:: Records shown ::
◆ ◆ ◆

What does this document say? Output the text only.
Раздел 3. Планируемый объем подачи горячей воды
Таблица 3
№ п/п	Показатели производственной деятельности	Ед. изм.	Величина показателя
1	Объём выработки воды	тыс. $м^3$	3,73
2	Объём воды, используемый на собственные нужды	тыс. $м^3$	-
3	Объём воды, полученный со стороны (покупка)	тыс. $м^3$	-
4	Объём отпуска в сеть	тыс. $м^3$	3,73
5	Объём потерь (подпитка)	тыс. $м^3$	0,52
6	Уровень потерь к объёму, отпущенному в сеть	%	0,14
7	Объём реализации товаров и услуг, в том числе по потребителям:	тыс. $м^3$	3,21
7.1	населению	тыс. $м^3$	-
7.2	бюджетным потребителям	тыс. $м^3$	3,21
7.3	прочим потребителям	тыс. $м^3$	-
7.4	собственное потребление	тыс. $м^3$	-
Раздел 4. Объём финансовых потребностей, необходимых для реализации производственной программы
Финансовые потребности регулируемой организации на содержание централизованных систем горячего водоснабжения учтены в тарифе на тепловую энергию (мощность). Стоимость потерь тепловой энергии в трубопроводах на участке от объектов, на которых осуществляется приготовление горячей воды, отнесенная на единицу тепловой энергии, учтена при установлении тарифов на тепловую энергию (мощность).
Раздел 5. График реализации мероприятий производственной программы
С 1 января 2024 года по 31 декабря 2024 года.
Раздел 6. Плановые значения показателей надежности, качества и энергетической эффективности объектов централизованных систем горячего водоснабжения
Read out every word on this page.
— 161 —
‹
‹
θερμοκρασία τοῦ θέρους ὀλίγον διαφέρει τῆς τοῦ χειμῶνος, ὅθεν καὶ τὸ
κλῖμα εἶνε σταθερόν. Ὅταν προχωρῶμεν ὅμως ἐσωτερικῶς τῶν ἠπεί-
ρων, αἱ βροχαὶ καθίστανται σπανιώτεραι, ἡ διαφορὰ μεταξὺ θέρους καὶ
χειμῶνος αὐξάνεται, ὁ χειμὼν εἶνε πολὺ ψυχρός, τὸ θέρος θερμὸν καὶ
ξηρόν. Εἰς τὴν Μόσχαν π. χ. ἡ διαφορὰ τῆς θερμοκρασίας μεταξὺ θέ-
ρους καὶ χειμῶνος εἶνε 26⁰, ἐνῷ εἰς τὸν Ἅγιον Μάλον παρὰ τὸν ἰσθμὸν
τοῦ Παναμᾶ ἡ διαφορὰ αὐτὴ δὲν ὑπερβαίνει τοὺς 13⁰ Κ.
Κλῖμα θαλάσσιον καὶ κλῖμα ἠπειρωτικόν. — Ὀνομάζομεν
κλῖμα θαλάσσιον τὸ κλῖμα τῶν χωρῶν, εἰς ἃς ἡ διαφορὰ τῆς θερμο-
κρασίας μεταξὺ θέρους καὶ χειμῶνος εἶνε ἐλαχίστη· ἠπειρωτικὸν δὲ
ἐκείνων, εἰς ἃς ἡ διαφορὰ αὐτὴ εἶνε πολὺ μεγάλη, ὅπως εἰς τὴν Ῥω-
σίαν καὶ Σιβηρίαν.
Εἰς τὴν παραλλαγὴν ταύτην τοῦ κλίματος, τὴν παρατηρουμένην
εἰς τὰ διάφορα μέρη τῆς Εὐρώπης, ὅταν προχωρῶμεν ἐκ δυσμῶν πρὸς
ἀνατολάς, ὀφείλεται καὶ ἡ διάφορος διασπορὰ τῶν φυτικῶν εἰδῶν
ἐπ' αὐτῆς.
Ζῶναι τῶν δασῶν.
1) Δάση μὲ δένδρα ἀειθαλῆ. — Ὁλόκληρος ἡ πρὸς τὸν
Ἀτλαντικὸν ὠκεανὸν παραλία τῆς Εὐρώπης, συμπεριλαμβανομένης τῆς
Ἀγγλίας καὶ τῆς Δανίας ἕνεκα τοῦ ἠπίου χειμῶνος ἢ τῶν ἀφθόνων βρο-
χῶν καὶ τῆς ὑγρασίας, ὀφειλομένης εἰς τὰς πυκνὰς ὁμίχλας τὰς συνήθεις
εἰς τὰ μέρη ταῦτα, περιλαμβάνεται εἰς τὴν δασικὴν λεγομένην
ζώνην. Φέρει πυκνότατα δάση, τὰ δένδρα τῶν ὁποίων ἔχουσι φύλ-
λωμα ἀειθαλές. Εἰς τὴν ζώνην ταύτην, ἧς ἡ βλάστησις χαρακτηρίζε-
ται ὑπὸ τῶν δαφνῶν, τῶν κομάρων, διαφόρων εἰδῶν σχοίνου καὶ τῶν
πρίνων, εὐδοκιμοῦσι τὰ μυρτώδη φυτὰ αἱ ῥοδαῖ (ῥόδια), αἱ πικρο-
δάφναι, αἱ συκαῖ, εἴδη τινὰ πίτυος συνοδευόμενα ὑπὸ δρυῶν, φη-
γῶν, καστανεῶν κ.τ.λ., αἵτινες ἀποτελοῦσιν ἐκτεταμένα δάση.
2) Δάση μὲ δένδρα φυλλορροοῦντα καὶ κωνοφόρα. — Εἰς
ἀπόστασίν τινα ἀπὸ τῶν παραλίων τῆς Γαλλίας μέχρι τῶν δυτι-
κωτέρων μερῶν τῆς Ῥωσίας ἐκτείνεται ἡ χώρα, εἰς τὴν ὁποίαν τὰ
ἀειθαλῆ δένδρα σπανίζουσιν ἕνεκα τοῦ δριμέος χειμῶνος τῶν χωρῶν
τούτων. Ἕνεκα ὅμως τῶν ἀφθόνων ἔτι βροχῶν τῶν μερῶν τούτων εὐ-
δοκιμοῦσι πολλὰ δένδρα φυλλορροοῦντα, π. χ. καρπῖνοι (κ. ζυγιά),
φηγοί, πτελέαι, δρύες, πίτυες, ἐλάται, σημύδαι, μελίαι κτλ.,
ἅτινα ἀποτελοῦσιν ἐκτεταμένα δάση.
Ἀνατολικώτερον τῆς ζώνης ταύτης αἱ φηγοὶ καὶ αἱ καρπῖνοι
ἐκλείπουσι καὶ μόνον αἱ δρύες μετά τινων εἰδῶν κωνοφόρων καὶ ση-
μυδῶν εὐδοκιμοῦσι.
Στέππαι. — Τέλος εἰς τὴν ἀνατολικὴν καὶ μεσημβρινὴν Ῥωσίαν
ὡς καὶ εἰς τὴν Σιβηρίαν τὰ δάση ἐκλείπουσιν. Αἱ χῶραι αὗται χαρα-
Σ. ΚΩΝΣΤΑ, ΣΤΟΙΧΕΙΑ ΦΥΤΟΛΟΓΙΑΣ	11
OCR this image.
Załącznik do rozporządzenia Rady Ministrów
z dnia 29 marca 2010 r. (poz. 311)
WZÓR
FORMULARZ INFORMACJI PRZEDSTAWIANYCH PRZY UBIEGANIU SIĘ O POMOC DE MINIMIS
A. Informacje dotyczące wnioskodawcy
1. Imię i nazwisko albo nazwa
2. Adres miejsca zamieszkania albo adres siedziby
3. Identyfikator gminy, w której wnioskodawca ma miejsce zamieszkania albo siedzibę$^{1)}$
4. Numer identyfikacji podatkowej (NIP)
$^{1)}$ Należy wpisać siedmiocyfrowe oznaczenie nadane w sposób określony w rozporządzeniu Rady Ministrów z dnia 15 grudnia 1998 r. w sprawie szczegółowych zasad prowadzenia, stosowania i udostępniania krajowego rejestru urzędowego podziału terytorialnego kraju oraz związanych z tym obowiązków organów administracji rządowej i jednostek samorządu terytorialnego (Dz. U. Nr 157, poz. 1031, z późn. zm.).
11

◆ ◆ ◆

Copy down the whole of the data above, matching it exactly.

:: Expected answer ::
What does this document say? Output the text only.
Раздел 3. Планируемый объем подачи горячей воды
Таблица 3
№ п/п	Показатели производственной деятельности	Ед. изм.	Величина показателя
1	Объём выработки воды	тыс. $м^3$	3,73
2	Объём воды, используемый на собственные нужды	тыс. $м^3$	-
3	Объём воды, полученный со стороны (покупка)	тыс. $м^3$	-
4	Объём отпуска в сеть	тыс. $м^3$	3,73
5	Объём потерь (подпитка)	тыс. $м^3$	0,52
6	Уровень потерь к объёму, отпущенному в сеть	%	0,14
7	Объём реализации товаров и услуг, в том числе по потребителям:	тыс. $м^3$	3,21
7.1	населению	тыс. $м^3$	-
7.2	бюджетным потребителям	тыс. $м^3$	3,21
7.3	прочим потребителям	тыс. $м^3$	-
7.4	собственное потребление	тыс. $м^3$	-
Раздел 4. Объём финансовых потребностей, необходимых для реализации производственной программы
Финансовые потребности регулируемой организации на содержание централизованных систем горячего водоснабжения учтены в тарифе на тепловую энергию (мощность). Стоимость потерь тепловой энергии в трубопроводах на участке от объектов, на которых осуществляется приготовление горячей воды, отнесенная на единицу тепловой энергии, учтена при установлении тарифов на тепловую энергию (мощность).
Раздел 5. График реализации мероприятий производственной программы
С 1 января 2024 года по 31 декабря 2024 года.
Раздел 6. Плановые значения показателей надежности, качества и энергетической эффективности объектов централизованных систем горячего водоснабжения
Read out every word on this page.
— 161 —
‹
‹
θερμοκρασία τοῦ θέρους ὀλίγον διαφέρει τῆς τοῦ χειμῶνος, ὅθεν καὶ τὸ
κλῖμα εἶνε σταθερόν. Ὅταν προχωρῶμεν ὅμως ἐσωτερικῶς τῶν ἠπεί-
ρων, αἱ βροχαὶ καθίστανται σπανιώτεραι, ἡ διαφορὰ μεταξὺ θέρους καὶ
χειμῶνος αὐξάνεται, ὁ χειμὼν εἶνε πολὺ ψυχρός, τὸ θέρος θερμὸν καὶ
ξηρόν. Εἰς τὴν Μόσχαν π. χ. ἡ διαφορὰ τῆς θερμοκρασίας μεταξὺ θέ-
ρους καὶ χειμῶνος εἶνε 26⁰, ἐνῷ εἰς τὸν Ἅγιον Μάλον παρὰ τὸν ἰσθμὸν
τοῦ Παναμᾶ ἡ διαφορὰ αὐτὴ δὲν ὑπερβαίνει τοὺς 13⁰ Κ.
Κλῖμα θαλάσσιον καὶ κλῖμα ἠπειρωτικόν. — Ὀνομάζομεν
κλῖμα θαλάσσιον τὸ κλῖμα τῶν χωρῶν, εἰς ἃς ἡ διαφορὰ τῆς θερμο-
κρασίας μεταξὺ θέρους καὶ χειμῶνος εἶνε ἐλαχίστη· ἠπειρωτικὸν δὲ
ἐκείνων, εἰς ἃς ἡ διαφορὰ αὐτὴ εἶνε πολὺ μεγάλη, ὅπως εἰς τὴν Ῥω-
σίαν καὶ Σιβηρίαν.
Εἰς τὴν παραλλαγὴν ταύτην τοῦ κλίματος, τὴν παρατηρουμένην
εἰς τὰ διάφορα μέρη τῆς Εὐρώπης, ὅταν προχωρῶμεν ἐκ δυσμῶν πρὸς
ἀνατολάς, ὀφείλεται καὶ ἡ διάφορος διασπορὰ τῶν φυτικῶν εἰδῶν
ἐπ' αὐτῆς.
Ζῶναι τῶν δασῶν.
1) Δάση μὲ δένδρα ἀειθαλῆ. — Ὁλόκληρος ἡ πρὸς τὸν
Ἀτλαντικὸν ὠκεανὸν παραλία τῆς Εὐρώπης, συμπεριλαμβανομένης τῆς
Ἀγγλίας καὶ τῆς Δανίας ἕνεκα τοῦ ἠπίου χειμῶνος ἢ τῶν ἀφθόνων βρο-
χῶν καὶ τῆς ὑγρασίας, ὀφειλομένης εἰς τὰς πυκνὰς ὁμίχλας τὰς συνήθεις
εἰς τὰ μέρη ταῦτα, περιλαμβάνεται εἰς τὴν δασικὴν λεγομένην
ζώνην. Φέρει πυκνότατα δάση, τὰ δένδρα τῶν ὁποίων ἔχουσι φύλ-
λωμα ἀειθαλές. Εἰς τὴν ζώνην ταύτην, ἧς ἡ βλάστησις χαρακτηρίζε-
ται ὑπὸ τῶν δαφνῶν, τῶν κομάρων, διαφόρων εἰδῶν σχοίνου καὶ τῶν
πρίνων, εὐδοκιμοῦσι τὰ μυρτώδη φυτὰ αἱ ῥοδαῖ (ῥόδια), αἱ πικρο-
δάφναι, αἱ συκαῖ, εἴδη τινὰ πίτυος συνοδευόμενα ὑπὸ δρυῶν, φη-
γῶν, καστανεῶν κ.τ.λ., αἵτινες ἀποτελοῦσιν ἐκτεταμένα δάση.
2) Δάση μὲ δένδρα φυλλορροοῦντα καὶ κωνοφόρα. — Εἰς
ἀπόστασίν τινα ἀπὸ τῶν παραλίων τῆς Γαλλίας μέχρι τῶν δυτι-
κωτέρων μερῶν τῆς Ῥωσίας ἐκτείνεται ἡ χώρα, εἰς τὴν ὁποίαν τὰ
ἀειθαλῆ δένδρα σπανίζουσιν ἕνεκα τοῦ δριμέος χειμῶνος τῶν χωρῶν
τούτων. Ἕνεκα ὅμως τῶν ἀφθόνων ἔτι βροχῶν τῶν μερῶν τούτων εὐ-
δοκιμοῦσι πολλὰ δένδρα φυλλορροοῦντα, π. χ. καρπῖνοι (κ. ζυγιά),
φηγοί, πτελέαι, δρύες, πίτυες, ἐλάται, σημύδαι, μελίαι κτλ.,
ἅτινα ἀποτελοῦσιν ἐκτεταμένα δάση.
Ἀνατολικώτερον τῆς ζώνης ταύτης αἱ φηγοὶ καὶ αἱ καρπῖνοι
ἐκλείπουσι καὶ μόνον αἱ δρύες μετά τινων εἰδῶν κωνοφόρων καὶ ση-
μυδῶν εὐδοκιμοῦσι.
Στέππαι. — Τέλος εἰς τὴν ἀνατολικὴν καὶ μεσημβρινὴν Ῥωσίαν
ὡς καὶ εἰς τὴν Σιβηρίαν τὰ δάση ἐκλείπουσιν. Αἱ χῶραι αὗται χαρα-
Σ. ΚΩΝΣΤΑ, ΣΤΟΙΧΕΙΑ ΦΥΤΟΛΟΓΙΑΣ	11
OCR this image.
Załącznik do rozporządzenia Rady Ministrów
z dnia 29 marca 2010 r. (poz. 311)
WZÓR
FORMULARZ INFORMACJI PRZEDSTAWIANYCH PRZY UBIEGANIU SIĘ O POMOC DE MINIMIS
A. Informacje dotyczące wnioskodawcy
1. Imię i nazwisko albo nazwa
2. Adres miejsca zamieszkania albo adres siedziby
3. Identyfikator gminy, w której wnioskodawca ma miejsce zamieszkania albo siedzibę$^{1)}$
4. Numer identyfikacji podatkowej (NIP)
$^{1)}$ Należy wpisać siedmiocyfrowe oznaczenie nadane w sposób określony w rozporządzeniu Rady Ministrów z dnia 15 grudnia 1998 r. w sprawie szczegółowych zasad prowadzenia, stosowania i udostępniania krajowego rejestru urzędowego podziału terytorialnego kraju oraz związanych z tym obowiązków organów administracji rządowej i jednostek samorządu terytorialnego (Dz. U. Nr 157, poz. 1031, z późn. zm.).
11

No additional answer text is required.